> [SHORT EXERCISE] Work out how many lines contain "opacity". Reply with the count alone.

> [EXTRACTED RECORDS]
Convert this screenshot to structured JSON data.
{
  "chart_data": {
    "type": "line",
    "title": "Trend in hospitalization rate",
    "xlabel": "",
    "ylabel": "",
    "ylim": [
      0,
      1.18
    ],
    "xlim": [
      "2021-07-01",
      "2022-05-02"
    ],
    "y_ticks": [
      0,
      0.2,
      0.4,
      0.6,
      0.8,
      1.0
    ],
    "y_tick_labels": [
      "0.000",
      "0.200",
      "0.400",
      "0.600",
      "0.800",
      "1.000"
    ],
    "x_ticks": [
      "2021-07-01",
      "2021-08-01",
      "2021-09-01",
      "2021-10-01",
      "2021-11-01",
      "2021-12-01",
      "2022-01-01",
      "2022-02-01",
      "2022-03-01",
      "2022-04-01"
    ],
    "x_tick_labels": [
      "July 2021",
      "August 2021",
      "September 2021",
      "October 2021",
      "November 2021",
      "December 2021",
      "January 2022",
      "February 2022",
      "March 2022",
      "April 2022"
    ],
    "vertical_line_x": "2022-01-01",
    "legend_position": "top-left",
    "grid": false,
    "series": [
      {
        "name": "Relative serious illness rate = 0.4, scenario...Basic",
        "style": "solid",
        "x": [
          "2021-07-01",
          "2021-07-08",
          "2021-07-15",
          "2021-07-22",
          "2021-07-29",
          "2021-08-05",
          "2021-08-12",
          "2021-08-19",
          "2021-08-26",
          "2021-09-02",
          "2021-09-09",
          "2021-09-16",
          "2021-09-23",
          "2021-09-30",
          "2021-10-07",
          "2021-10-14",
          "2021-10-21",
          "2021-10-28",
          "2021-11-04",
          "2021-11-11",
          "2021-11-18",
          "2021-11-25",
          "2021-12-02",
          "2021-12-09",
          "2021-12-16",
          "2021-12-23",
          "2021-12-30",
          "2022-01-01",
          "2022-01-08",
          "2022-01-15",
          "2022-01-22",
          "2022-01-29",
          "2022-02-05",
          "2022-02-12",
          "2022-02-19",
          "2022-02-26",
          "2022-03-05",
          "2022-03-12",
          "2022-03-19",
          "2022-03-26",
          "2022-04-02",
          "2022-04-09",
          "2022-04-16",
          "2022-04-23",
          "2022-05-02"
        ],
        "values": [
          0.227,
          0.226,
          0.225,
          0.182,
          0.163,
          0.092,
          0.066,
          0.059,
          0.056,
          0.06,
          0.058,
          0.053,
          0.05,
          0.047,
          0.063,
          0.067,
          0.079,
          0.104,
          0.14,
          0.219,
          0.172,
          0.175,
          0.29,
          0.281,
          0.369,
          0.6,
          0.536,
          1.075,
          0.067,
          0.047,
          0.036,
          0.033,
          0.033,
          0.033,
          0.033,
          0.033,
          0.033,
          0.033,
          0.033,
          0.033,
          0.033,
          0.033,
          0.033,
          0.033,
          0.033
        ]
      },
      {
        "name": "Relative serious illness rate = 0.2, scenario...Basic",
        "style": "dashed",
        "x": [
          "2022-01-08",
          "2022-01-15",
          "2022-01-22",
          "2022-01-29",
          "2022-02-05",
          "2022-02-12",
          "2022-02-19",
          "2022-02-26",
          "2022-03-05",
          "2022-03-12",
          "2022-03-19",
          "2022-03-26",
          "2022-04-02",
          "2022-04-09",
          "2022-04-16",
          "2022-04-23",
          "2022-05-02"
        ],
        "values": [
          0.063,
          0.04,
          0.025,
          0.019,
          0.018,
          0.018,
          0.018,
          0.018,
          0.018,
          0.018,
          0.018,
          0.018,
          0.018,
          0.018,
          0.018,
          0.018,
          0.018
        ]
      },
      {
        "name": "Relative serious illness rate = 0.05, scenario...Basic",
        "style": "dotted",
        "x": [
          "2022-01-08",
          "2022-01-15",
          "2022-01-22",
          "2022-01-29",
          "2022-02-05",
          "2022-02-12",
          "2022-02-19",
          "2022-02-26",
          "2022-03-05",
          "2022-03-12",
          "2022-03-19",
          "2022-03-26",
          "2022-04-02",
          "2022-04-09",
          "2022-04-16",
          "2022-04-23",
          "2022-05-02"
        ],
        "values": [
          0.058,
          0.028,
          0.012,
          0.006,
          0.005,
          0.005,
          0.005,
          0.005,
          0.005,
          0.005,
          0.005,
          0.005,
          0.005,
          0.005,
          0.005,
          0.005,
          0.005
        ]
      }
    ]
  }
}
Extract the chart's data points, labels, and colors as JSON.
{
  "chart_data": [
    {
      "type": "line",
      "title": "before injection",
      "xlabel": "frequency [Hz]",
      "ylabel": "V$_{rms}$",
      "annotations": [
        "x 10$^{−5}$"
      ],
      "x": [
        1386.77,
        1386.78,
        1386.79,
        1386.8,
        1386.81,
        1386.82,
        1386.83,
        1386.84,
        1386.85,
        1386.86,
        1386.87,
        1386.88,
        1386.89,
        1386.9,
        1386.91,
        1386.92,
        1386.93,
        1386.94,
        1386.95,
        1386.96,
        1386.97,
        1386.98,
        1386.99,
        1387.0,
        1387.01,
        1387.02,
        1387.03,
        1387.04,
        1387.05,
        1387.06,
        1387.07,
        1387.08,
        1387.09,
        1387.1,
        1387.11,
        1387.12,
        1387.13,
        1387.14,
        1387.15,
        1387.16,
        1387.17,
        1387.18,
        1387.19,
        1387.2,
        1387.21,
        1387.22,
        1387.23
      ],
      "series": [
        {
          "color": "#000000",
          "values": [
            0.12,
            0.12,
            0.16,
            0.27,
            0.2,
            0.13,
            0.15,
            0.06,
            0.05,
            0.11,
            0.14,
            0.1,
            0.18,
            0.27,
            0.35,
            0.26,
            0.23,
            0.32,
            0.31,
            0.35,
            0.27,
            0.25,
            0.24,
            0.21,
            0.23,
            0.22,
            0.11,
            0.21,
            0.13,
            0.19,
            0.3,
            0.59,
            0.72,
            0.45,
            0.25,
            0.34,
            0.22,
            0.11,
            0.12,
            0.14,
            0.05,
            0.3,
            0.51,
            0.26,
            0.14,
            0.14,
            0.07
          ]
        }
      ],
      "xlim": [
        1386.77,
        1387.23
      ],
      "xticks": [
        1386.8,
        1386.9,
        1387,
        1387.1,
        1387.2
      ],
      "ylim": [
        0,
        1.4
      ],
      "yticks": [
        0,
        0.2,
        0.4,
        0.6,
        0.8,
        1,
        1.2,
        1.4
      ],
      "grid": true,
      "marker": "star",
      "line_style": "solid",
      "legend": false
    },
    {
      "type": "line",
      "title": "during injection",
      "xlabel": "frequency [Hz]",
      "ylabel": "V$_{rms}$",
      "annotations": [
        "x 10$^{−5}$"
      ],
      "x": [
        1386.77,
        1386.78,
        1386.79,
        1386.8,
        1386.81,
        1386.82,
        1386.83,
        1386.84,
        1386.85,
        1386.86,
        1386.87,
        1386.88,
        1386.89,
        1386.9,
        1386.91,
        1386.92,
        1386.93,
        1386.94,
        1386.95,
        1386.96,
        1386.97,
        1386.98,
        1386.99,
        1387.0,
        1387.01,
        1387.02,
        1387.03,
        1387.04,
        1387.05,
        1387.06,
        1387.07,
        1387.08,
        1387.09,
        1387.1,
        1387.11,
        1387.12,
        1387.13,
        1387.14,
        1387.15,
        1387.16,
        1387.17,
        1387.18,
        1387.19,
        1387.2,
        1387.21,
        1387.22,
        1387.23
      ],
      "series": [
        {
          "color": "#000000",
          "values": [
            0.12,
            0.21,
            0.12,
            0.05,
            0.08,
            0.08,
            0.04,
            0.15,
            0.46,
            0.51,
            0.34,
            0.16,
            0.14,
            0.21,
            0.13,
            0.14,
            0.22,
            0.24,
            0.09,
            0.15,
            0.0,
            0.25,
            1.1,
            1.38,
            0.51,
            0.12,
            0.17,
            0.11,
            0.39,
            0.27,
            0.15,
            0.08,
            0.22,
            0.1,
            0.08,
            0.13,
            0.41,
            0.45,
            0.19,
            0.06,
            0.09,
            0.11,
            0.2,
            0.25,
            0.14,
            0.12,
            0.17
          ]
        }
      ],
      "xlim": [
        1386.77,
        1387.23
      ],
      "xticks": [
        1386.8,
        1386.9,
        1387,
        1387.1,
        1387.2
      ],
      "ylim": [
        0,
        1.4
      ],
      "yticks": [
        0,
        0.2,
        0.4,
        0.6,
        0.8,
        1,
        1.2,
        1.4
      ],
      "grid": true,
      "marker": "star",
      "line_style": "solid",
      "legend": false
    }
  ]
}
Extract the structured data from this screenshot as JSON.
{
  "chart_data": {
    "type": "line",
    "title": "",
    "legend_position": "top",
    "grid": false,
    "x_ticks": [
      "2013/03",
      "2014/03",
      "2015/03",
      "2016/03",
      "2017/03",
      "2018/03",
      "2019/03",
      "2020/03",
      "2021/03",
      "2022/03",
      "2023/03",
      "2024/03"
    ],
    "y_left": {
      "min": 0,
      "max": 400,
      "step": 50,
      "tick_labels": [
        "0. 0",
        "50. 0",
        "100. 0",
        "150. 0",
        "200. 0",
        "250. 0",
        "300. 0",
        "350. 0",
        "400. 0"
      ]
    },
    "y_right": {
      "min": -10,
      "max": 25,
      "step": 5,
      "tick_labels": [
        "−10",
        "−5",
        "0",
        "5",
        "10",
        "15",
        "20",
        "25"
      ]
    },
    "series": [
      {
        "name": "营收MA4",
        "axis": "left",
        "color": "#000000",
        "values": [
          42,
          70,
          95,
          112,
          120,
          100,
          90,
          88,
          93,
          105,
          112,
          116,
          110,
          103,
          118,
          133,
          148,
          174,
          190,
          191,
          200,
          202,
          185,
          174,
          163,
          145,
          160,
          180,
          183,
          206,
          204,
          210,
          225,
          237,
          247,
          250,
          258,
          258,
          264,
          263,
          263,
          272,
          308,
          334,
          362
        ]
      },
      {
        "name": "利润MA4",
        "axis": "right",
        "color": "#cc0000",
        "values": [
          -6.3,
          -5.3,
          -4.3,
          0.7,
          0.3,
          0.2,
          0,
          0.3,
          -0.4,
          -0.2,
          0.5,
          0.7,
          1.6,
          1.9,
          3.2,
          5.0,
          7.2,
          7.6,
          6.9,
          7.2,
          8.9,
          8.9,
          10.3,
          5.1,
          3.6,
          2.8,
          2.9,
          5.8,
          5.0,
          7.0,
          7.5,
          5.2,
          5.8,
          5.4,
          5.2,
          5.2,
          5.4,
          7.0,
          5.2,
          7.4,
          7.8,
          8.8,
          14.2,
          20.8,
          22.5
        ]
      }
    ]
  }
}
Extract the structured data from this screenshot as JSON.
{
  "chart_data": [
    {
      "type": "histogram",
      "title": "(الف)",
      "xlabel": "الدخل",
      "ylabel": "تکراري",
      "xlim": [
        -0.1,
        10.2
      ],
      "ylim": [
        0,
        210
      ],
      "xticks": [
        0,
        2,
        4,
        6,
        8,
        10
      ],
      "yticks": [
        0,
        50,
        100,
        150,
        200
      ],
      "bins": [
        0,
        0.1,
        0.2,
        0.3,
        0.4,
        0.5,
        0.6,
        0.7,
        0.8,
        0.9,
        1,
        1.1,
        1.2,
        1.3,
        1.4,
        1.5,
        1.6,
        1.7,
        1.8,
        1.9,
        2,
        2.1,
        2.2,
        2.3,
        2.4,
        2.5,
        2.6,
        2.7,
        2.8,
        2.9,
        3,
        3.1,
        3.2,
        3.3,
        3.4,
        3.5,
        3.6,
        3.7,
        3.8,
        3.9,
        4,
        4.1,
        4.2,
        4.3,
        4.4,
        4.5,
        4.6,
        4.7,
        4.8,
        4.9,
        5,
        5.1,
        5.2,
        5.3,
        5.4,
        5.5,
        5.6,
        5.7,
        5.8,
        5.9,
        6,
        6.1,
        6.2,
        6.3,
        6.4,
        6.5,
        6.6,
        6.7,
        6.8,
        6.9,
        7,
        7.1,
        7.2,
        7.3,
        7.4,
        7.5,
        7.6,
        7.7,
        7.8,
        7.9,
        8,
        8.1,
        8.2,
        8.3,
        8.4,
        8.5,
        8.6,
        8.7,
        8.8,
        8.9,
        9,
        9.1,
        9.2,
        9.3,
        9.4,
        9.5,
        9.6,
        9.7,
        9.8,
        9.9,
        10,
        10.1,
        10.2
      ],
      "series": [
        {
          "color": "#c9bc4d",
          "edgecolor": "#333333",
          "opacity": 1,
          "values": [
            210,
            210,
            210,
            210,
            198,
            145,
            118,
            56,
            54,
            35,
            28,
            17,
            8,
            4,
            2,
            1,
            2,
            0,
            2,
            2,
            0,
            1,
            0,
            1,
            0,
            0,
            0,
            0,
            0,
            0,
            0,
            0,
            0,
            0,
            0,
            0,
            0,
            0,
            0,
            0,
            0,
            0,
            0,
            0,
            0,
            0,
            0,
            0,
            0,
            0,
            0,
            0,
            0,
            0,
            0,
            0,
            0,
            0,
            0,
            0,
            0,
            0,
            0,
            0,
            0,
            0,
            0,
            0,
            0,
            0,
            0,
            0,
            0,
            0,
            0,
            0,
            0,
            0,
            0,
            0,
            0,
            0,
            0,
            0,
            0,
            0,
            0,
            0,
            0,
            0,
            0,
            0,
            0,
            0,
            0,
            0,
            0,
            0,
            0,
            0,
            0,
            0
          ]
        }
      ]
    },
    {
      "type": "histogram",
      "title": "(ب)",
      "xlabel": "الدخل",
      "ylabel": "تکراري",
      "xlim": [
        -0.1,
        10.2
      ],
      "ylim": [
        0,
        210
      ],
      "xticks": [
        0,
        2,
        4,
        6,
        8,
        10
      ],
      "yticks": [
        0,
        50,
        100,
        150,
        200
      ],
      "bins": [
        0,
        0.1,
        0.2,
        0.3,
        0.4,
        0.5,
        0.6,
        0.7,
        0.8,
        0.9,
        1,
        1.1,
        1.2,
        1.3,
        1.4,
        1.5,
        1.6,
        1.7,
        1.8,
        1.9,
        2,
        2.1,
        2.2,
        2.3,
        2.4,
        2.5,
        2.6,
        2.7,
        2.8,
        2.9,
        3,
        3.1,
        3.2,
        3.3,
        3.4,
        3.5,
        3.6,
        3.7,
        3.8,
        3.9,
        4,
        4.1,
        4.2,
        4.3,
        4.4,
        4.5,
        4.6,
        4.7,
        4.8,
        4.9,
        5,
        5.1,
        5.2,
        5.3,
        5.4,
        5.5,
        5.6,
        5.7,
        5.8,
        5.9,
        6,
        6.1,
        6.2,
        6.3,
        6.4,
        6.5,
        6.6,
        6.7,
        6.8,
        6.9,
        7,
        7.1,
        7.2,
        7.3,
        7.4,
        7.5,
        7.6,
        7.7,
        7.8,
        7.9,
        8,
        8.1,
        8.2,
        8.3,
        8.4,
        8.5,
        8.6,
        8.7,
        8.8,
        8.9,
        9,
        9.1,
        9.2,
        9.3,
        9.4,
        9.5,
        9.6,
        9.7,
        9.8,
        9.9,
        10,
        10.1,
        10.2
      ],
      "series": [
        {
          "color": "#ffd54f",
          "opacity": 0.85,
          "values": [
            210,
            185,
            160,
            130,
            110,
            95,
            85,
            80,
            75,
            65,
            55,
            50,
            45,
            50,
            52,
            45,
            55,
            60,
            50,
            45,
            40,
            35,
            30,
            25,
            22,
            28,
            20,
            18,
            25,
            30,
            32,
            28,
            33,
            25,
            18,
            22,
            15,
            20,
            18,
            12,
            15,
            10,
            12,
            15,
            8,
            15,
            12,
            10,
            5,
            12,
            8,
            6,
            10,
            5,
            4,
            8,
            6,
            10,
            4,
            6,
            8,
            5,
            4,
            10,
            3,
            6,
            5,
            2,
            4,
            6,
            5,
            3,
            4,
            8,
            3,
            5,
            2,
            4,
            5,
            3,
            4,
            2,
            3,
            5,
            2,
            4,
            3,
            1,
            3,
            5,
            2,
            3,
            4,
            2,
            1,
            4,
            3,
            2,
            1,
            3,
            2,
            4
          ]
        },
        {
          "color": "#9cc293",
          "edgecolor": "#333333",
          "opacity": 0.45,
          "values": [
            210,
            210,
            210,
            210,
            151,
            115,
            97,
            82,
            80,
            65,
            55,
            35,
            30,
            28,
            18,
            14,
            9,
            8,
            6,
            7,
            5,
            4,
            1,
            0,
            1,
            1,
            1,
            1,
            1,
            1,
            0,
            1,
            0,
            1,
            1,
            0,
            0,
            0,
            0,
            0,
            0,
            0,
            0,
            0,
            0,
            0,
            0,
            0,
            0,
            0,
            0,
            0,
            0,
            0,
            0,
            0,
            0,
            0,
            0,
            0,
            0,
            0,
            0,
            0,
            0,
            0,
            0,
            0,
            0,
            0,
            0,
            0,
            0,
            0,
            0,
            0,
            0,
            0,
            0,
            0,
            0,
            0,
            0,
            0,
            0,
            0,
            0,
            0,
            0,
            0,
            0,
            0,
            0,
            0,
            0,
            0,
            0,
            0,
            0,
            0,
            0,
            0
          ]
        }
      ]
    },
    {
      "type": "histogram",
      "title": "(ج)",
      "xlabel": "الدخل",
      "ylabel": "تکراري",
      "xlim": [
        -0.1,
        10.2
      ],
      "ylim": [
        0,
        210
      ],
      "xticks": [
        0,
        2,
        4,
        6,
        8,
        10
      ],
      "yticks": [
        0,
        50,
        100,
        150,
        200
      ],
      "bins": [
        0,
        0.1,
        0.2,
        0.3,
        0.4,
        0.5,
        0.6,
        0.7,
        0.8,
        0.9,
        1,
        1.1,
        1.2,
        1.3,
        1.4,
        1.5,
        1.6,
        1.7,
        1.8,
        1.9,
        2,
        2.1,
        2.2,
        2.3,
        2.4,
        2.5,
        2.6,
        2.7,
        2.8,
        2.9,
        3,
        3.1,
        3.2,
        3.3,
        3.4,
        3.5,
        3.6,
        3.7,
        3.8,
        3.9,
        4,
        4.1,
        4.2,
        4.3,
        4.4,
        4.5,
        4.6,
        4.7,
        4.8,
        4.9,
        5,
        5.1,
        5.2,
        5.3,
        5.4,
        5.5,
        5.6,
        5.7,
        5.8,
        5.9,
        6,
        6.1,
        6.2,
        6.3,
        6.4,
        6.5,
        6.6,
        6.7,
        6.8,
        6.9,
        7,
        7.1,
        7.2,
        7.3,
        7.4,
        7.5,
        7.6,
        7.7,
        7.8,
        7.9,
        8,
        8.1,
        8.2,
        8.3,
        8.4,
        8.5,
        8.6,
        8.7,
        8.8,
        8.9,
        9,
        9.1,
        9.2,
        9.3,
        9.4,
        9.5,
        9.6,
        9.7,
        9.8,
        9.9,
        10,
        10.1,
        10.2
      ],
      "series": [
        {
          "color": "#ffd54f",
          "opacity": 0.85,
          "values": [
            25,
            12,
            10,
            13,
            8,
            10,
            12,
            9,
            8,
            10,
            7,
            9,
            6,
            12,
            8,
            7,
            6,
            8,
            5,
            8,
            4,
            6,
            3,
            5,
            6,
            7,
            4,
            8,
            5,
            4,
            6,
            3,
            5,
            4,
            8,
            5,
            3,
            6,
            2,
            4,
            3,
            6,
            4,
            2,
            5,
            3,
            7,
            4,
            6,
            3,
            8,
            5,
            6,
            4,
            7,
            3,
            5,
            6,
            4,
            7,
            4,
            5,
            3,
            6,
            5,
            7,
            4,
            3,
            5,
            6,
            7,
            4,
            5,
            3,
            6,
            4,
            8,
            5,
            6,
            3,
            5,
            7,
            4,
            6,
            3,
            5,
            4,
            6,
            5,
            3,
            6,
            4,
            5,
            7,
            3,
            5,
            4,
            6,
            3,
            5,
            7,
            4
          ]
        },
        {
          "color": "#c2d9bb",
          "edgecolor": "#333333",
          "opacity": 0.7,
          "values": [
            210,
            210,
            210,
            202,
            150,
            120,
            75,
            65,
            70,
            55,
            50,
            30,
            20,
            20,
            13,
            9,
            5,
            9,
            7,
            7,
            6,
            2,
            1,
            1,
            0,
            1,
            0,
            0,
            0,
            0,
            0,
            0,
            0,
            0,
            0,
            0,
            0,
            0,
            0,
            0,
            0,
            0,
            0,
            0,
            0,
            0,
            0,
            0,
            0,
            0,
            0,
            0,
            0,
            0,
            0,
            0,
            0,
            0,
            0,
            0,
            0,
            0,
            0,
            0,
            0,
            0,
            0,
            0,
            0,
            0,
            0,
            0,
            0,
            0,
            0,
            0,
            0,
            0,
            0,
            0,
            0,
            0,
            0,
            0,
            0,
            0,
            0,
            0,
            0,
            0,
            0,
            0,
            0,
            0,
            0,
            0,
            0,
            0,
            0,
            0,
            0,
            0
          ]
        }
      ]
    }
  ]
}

> [COMPLETED EXERCISE] 5